● **Instructions to follow**: Scan the lines below for the string "Simple" and copy every one that has it.

(Some records)
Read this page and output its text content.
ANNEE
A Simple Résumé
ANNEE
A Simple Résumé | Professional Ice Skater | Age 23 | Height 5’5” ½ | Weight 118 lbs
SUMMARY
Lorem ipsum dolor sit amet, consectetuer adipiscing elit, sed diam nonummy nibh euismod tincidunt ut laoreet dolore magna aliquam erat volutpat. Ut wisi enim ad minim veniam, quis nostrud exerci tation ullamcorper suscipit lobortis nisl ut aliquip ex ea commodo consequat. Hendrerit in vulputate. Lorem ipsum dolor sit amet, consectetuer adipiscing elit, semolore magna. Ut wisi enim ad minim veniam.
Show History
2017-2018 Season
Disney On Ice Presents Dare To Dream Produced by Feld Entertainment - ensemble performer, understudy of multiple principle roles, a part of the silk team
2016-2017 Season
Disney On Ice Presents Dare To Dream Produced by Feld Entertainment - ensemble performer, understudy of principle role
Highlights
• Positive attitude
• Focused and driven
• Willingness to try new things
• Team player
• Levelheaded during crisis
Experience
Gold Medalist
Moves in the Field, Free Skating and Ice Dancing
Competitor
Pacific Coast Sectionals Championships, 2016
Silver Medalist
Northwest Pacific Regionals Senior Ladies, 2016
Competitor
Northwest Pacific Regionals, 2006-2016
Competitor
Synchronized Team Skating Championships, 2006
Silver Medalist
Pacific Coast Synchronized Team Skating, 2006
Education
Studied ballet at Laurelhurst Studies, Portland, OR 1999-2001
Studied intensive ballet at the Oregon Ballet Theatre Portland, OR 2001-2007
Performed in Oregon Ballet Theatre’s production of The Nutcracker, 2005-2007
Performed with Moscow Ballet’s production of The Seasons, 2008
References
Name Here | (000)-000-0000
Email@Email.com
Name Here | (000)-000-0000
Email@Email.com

● **Task answer**:
A Simple Résumé
A Simple Résumé | Professional Ice Skater | Age 23 | Height 5’5” ½ | Weight 118 lbs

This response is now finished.